## Direction
Starting at the line that contains "Enumerate this screenshot's", reproduce every line through the end of the entries below, with no pictures in the copy.

## Records shown
__________
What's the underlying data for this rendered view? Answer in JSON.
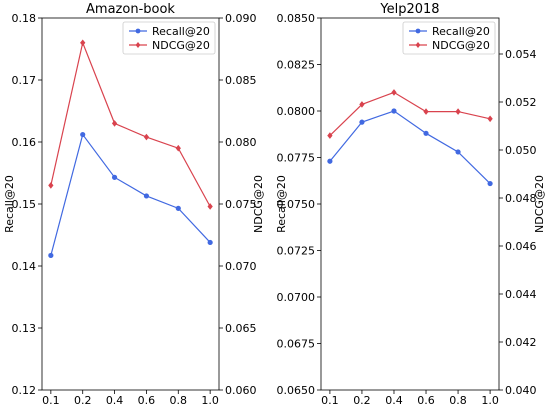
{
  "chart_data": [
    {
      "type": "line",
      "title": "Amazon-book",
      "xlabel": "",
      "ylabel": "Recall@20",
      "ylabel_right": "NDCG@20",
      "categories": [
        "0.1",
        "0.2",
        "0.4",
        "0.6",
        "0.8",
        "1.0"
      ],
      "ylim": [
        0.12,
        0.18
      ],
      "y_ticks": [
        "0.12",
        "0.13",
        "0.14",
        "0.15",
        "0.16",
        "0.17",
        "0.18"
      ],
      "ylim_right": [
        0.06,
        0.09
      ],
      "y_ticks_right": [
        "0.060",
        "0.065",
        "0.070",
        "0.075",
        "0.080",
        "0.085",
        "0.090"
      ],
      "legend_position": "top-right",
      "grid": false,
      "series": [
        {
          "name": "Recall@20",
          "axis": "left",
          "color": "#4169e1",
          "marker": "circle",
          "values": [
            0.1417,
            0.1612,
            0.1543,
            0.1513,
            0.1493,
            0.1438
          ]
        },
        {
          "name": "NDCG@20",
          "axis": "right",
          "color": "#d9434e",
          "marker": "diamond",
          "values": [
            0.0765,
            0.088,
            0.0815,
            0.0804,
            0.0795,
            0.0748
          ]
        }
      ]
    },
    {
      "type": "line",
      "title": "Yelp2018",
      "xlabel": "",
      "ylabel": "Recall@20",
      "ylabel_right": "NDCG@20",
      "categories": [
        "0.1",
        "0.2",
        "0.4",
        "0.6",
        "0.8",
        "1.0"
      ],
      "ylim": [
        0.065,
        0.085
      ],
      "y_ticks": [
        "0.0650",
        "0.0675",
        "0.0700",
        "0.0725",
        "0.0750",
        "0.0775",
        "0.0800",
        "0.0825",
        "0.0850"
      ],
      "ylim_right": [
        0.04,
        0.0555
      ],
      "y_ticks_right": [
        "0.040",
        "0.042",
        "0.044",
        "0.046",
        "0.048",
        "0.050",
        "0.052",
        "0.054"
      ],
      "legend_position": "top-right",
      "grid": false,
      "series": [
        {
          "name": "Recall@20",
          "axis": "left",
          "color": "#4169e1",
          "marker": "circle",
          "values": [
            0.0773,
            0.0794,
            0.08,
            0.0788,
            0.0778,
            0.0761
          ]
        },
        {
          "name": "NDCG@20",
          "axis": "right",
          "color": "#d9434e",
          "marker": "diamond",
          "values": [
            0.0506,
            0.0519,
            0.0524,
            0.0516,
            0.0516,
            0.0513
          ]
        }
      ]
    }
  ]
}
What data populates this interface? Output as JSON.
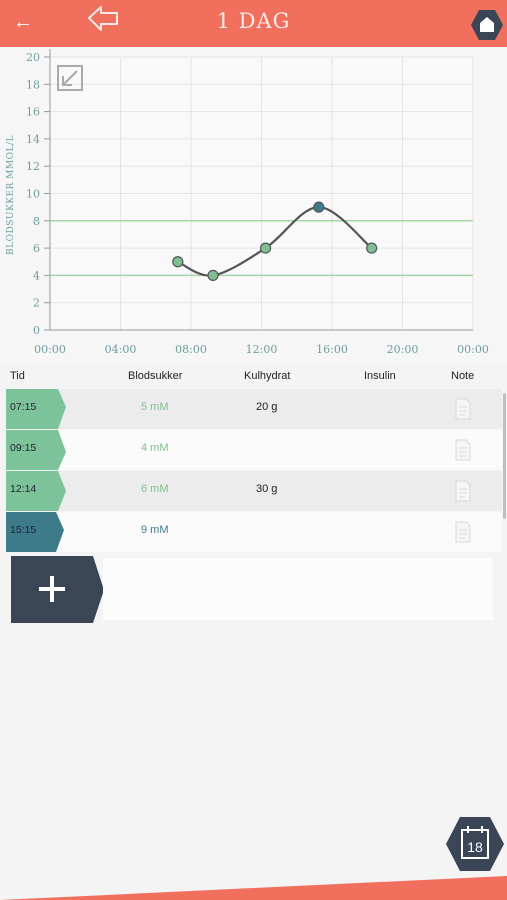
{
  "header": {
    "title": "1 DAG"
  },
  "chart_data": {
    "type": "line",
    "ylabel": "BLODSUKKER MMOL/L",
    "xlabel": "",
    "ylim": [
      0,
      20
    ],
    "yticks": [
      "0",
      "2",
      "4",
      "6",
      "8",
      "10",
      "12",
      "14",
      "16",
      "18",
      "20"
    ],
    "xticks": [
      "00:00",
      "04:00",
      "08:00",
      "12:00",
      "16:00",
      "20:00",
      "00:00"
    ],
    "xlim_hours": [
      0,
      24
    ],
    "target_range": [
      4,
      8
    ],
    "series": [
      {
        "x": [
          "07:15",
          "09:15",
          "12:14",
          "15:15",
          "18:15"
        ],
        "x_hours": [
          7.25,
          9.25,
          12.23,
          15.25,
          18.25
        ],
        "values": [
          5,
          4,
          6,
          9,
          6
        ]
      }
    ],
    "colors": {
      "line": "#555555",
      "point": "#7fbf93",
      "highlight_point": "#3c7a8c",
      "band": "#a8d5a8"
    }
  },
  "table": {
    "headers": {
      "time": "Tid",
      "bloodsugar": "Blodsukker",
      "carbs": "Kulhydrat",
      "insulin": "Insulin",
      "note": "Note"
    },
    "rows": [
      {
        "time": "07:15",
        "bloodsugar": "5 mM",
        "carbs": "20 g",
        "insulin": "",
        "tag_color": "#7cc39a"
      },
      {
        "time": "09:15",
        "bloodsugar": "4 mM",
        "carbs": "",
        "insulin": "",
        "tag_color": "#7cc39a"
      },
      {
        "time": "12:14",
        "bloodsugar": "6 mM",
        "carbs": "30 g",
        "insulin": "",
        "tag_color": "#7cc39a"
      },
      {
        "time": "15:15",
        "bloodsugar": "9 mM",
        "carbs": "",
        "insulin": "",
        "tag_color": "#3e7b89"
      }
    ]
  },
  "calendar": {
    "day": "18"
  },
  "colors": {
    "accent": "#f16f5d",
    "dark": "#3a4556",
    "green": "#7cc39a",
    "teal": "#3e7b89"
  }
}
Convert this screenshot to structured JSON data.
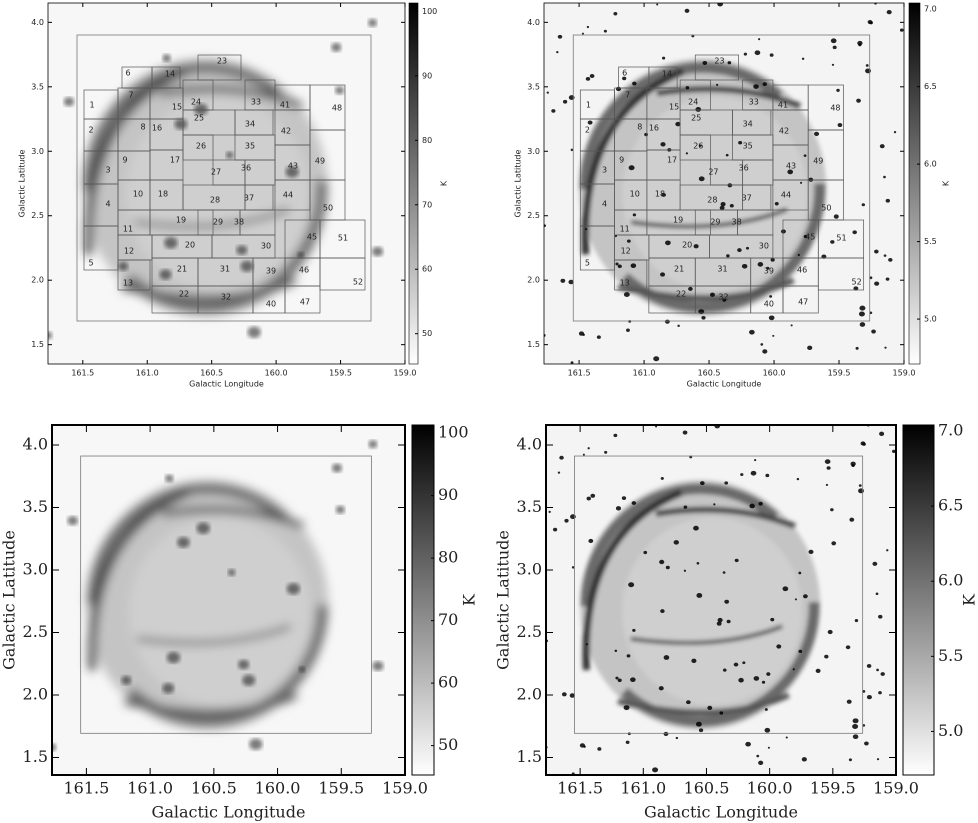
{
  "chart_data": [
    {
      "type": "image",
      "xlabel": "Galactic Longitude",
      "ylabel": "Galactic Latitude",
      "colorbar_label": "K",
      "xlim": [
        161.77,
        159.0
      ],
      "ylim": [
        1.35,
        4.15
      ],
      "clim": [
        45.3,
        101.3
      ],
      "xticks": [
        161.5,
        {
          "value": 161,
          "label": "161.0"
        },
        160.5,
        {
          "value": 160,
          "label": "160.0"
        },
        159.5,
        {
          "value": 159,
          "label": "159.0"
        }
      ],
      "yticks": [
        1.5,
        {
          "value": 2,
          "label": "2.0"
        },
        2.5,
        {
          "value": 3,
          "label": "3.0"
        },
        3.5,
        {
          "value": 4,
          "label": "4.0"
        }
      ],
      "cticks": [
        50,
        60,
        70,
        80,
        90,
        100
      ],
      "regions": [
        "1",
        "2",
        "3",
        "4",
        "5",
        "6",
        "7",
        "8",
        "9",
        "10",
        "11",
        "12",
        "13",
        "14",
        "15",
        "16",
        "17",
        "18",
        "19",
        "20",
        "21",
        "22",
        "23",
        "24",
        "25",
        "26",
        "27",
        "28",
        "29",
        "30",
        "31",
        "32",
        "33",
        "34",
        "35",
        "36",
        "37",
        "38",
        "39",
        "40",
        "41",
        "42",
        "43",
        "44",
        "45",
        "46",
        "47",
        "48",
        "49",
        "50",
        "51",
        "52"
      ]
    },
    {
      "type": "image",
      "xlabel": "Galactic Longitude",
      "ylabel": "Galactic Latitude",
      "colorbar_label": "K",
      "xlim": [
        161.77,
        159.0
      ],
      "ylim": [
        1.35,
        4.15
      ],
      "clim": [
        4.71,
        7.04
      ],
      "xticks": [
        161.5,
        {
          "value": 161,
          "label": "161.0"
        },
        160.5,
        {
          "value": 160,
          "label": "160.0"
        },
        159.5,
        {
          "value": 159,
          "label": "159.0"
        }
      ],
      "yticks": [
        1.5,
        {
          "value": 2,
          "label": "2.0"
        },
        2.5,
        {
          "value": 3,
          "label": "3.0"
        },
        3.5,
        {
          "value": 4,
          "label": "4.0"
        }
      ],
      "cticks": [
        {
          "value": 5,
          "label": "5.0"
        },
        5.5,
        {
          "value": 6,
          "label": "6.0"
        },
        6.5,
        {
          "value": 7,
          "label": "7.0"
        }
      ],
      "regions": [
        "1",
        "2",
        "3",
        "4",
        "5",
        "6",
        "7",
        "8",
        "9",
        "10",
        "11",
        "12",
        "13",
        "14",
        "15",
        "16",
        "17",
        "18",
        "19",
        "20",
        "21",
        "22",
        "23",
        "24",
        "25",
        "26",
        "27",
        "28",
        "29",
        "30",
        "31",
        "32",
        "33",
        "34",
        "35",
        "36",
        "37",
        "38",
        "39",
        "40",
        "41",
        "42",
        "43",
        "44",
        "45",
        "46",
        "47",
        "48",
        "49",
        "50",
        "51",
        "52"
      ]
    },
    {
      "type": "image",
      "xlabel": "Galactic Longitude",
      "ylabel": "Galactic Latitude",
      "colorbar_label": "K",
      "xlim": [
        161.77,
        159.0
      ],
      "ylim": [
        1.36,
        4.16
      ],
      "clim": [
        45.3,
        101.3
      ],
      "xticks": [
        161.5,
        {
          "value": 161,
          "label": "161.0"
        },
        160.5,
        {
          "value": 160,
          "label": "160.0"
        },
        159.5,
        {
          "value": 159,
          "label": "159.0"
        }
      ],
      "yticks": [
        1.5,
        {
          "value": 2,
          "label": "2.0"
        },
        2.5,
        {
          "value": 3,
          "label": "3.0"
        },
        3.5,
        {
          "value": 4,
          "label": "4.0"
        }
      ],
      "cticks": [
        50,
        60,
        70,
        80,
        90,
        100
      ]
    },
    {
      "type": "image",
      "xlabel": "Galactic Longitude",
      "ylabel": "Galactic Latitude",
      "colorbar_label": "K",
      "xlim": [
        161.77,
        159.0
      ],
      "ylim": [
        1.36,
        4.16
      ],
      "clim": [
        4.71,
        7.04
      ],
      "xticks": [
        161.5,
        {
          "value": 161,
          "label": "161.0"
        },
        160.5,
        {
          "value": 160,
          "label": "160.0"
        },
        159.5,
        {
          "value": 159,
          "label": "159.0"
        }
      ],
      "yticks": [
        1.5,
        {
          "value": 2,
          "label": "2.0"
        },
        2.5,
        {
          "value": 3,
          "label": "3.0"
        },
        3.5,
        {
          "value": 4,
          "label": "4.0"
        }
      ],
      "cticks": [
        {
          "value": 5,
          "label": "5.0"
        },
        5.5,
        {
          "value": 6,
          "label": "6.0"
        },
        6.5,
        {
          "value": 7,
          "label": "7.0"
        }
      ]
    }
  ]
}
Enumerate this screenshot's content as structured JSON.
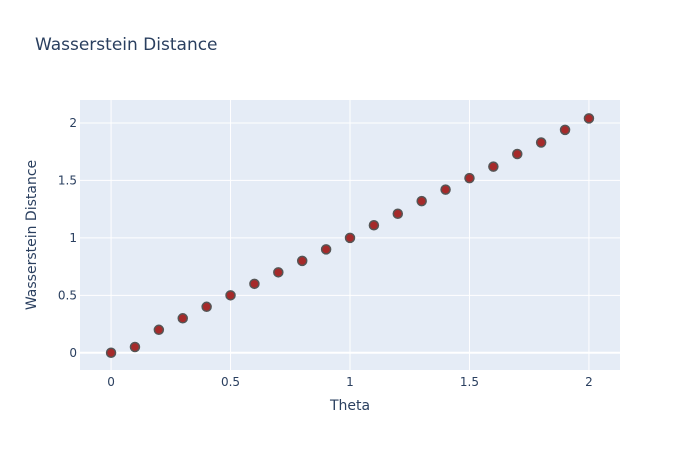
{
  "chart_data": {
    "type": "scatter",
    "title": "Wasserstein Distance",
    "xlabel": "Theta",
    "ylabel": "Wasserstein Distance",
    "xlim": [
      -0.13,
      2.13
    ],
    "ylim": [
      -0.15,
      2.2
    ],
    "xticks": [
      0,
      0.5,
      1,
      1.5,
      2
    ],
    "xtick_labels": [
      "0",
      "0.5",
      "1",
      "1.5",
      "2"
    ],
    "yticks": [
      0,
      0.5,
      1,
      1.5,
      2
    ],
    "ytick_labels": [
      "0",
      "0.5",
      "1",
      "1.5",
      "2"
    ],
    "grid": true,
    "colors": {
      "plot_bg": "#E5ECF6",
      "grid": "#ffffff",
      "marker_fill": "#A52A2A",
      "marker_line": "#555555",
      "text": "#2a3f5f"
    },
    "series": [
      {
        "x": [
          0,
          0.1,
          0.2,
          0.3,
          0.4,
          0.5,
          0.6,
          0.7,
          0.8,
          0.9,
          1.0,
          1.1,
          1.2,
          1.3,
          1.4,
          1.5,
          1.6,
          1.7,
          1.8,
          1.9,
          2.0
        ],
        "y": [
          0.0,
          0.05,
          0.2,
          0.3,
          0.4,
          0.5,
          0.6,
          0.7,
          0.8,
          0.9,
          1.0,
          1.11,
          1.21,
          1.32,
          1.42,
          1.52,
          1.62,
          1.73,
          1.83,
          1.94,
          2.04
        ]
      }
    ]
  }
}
__________
## Complete output
Enumerate this screenshot's content as structured JSON.
{
  "chart_data": {
    "type": "scatter",
    "title": "Wasserstein Distance",
    "xlabel": "Theta",
    "ylabel": "Wasserstein Distance",
    "xlim": [
      -0.13,
      2.13
    ],
    "ylim": [
      -0.15,
      2.2
    ],
    "xticks": [
      0,
      0.5,
      1,
      1.5,
      2
    ],
    "xtick_labels": [
      "0",
      "0.5",
      "1",
      "1.5",
      "2"
    ],
    "yticks": [
      0,
      0.5,
      1,
      1.5,
      2
    ],
    "ytick_labels": [
      "0",
      "0.5",
      "1",
      "1.5",
      "2"
    ],
    "grid": true,
    "colors": {
      "plot_bg": "#E5ECF6",
      "grid": "#ffffff",
      "marker_fill": "#A52A2A",
      "marker_line": "#555555",
      "text": "#2a3f5f"
    },
    "series": [
      {
        "x": [
          0,
          0.1,
          0.2,
          0.3,
          0.4,
          0.5,
          0.6,
          0.7,
          0.8,
          0.9,
          1.0,
          1.1,
          1.2,
          1.3,
          1.4,
          1.5,
          1.6,
          1.7,
          1.8,
          1.9,
          2.0
        ],
        "y": [
          0.0,
          0.05,
          0.2,
          0.3,
          0.4,
          0.5,
          0.6,
          0.7,
          0.8,
          0.9,
          1.0,
          1.11,
          1.21,
          1.32,
          1.42,
          1.52,
          1.62,
          1.73,
          1.83,
          1.94,
          2.04
        ]
      }
    ]
  }
}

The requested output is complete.